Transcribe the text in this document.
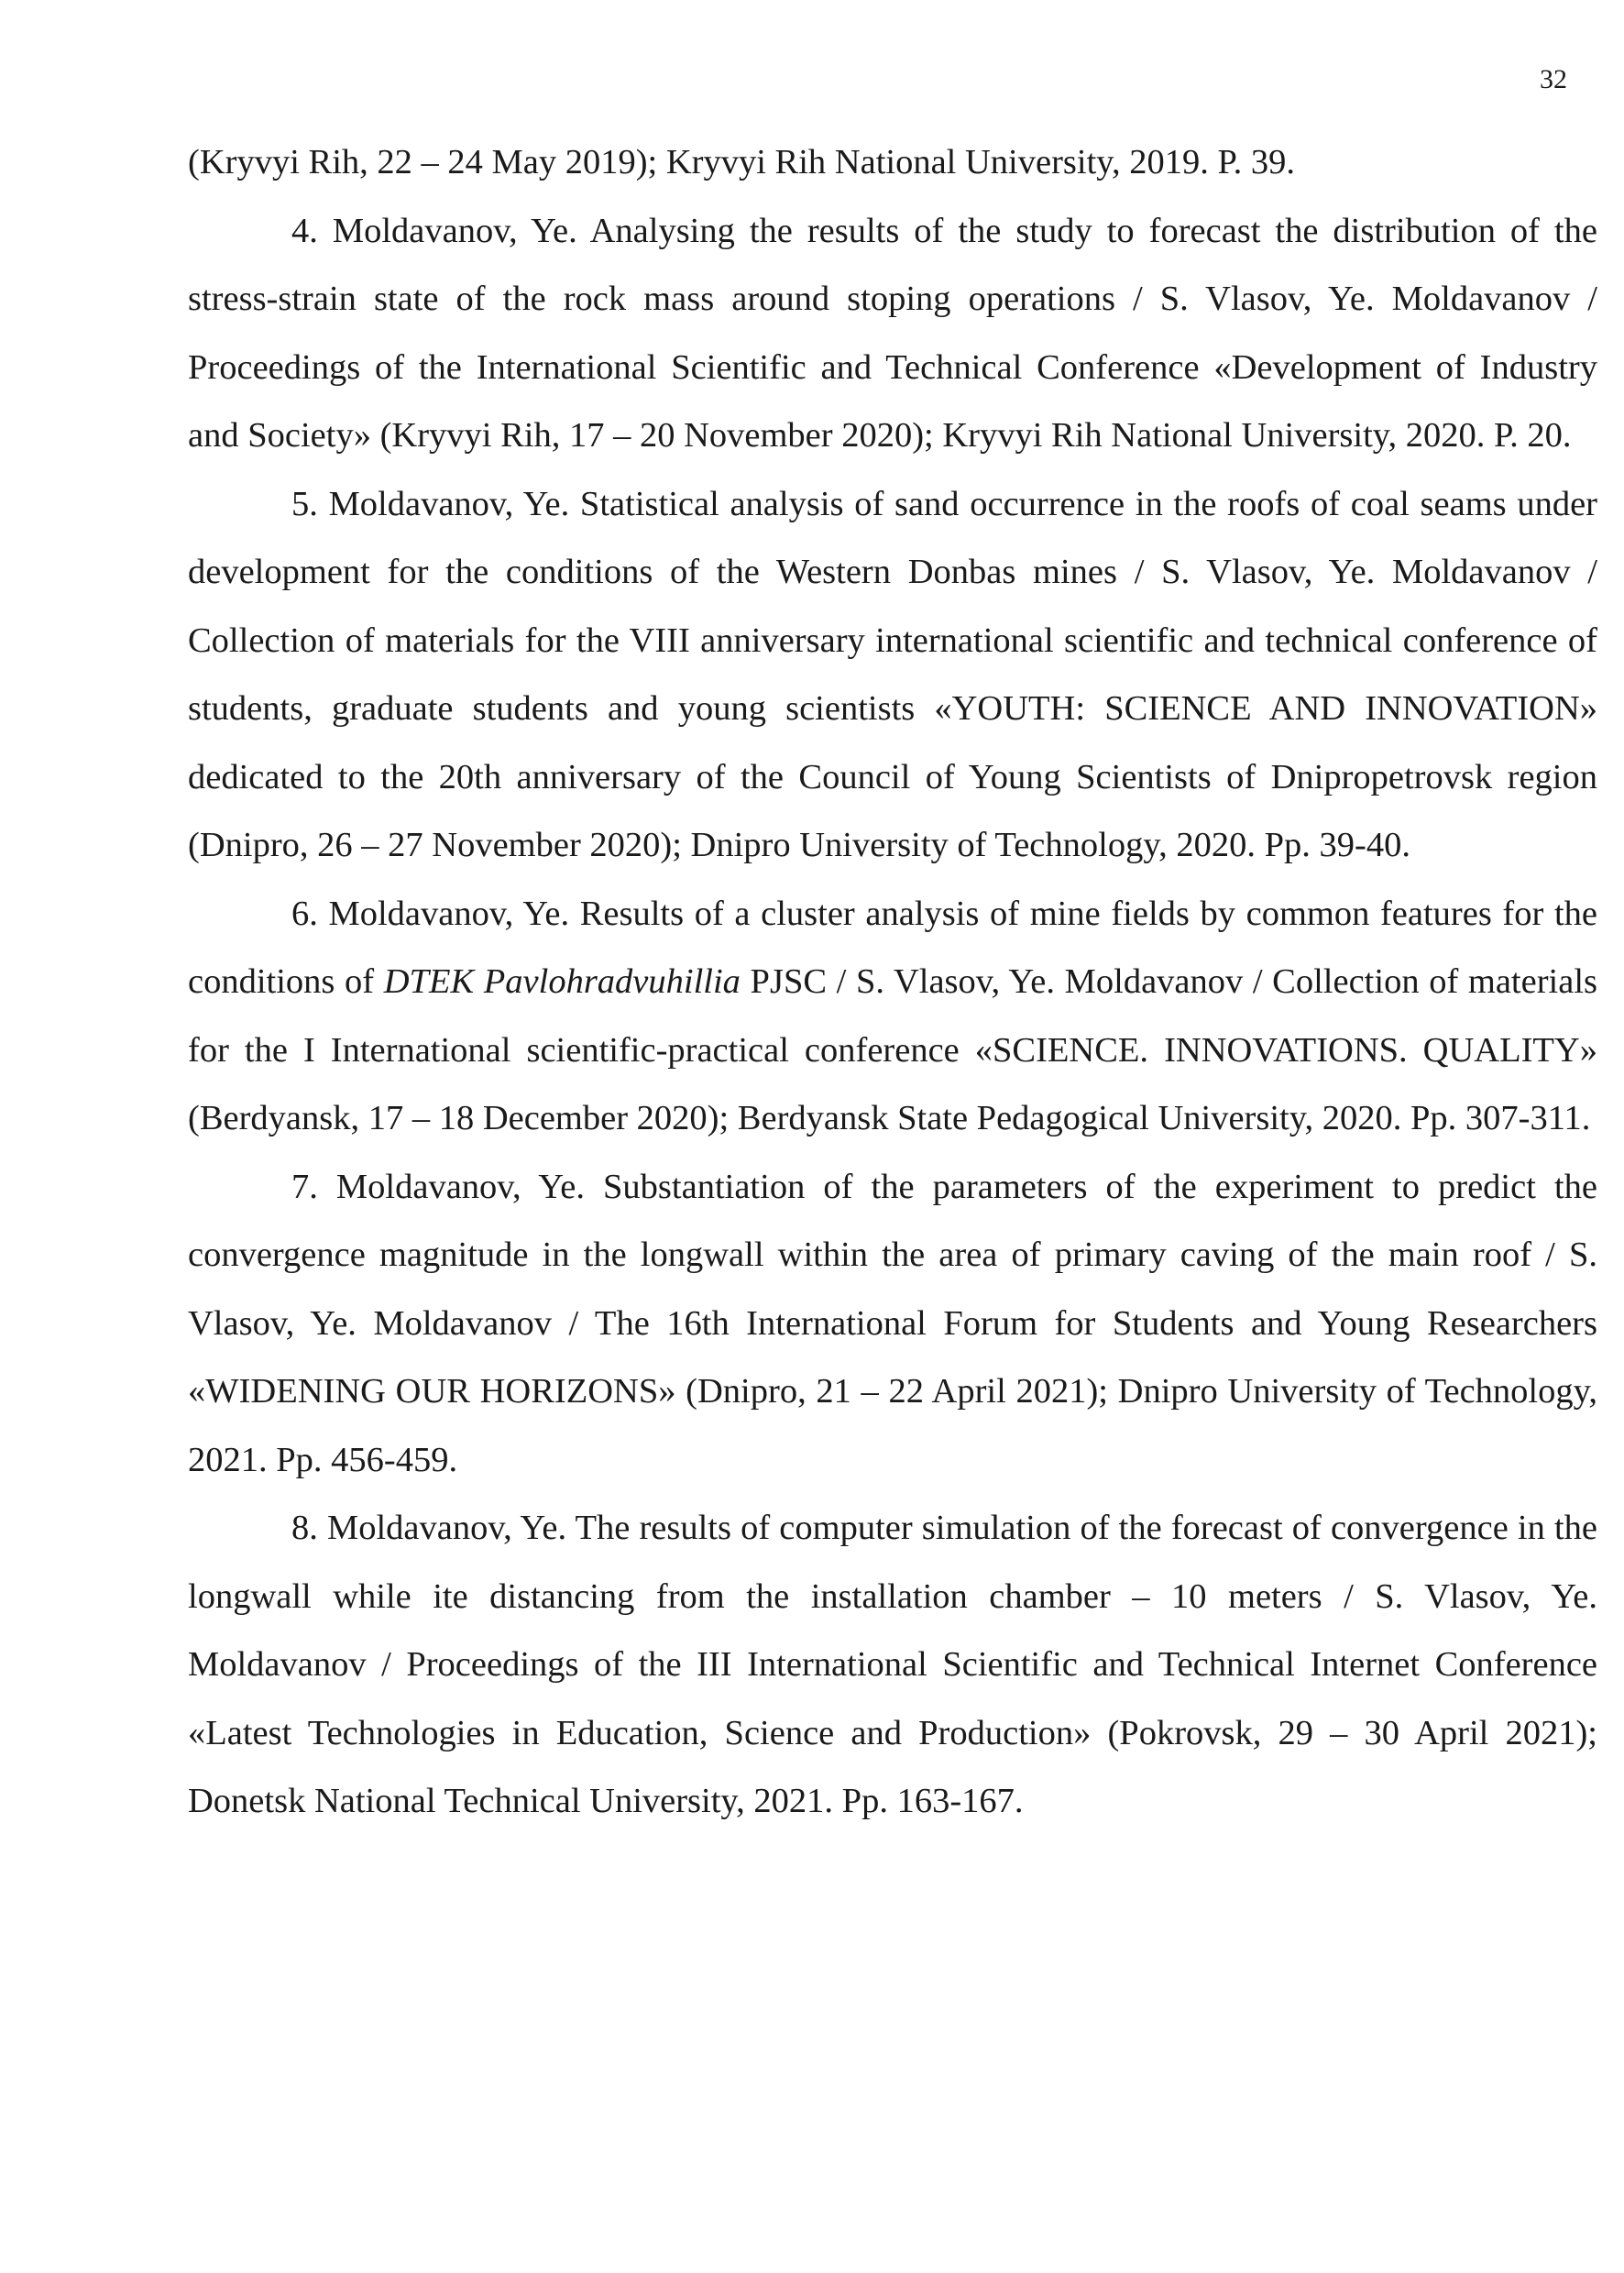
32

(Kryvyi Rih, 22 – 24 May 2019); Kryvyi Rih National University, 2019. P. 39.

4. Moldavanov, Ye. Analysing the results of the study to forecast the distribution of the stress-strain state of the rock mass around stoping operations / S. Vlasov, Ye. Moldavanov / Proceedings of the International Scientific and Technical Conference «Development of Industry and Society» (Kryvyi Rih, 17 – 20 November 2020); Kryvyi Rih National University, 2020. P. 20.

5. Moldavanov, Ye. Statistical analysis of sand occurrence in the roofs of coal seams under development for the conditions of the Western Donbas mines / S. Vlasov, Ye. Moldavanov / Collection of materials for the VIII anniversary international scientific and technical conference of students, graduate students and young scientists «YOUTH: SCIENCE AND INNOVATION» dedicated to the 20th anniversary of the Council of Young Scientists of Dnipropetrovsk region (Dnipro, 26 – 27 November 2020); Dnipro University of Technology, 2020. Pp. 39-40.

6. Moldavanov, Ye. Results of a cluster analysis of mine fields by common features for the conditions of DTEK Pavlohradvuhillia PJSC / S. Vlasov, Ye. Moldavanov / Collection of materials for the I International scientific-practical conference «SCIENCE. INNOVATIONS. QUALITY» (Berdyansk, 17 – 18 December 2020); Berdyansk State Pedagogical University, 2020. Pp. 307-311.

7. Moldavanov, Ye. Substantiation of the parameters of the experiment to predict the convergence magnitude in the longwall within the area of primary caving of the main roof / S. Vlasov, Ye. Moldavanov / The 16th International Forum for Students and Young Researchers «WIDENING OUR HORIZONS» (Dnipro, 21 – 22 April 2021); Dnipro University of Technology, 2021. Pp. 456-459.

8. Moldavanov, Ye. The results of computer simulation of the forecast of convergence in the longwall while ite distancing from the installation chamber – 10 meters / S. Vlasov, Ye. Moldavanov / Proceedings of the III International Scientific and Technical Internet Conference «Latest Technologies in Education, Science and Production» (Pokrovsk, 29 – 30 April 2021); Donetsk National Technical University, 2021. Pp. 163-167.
::::::
* Challenge
Check every line of the data above for the string "conditions", and copy those that have it.

* Answer to the task
5. Moldavanov, Ye. Statistical analysis of sand occurrence in the roofs of coal seams under development for the conditions of the Western Donbas mines / S. Vlasov, Ye. Moldavanov / Collection of materials for the VIII anniversary international scientific and technical conference of students, graduate students and young scientists «YOUTH: SCIENCE AND INNOVATION» dedicated to the 20th anniversary of the Council of Young Scientists of Dnipropetrovsk region (Dnipro, 26 – 27 November 2020); Dnipro University of Technology, 2020. Pp. 39-40.
6. Moldavanov, Ye. Results of a cluster analysis of mine fields by common features for the conditions of DTEK Pavlohradvuhillia PJSC / S. Vlasov, Ye. Moldavanov / Collection of materials for the I International scientific-practical conference «SCIENCE. INNOVATIONS. QUALITY» (Berdyansk, 17 – 18 December 2020); Berdyansk State Pedagogical University, 2020. Pp. 307-311.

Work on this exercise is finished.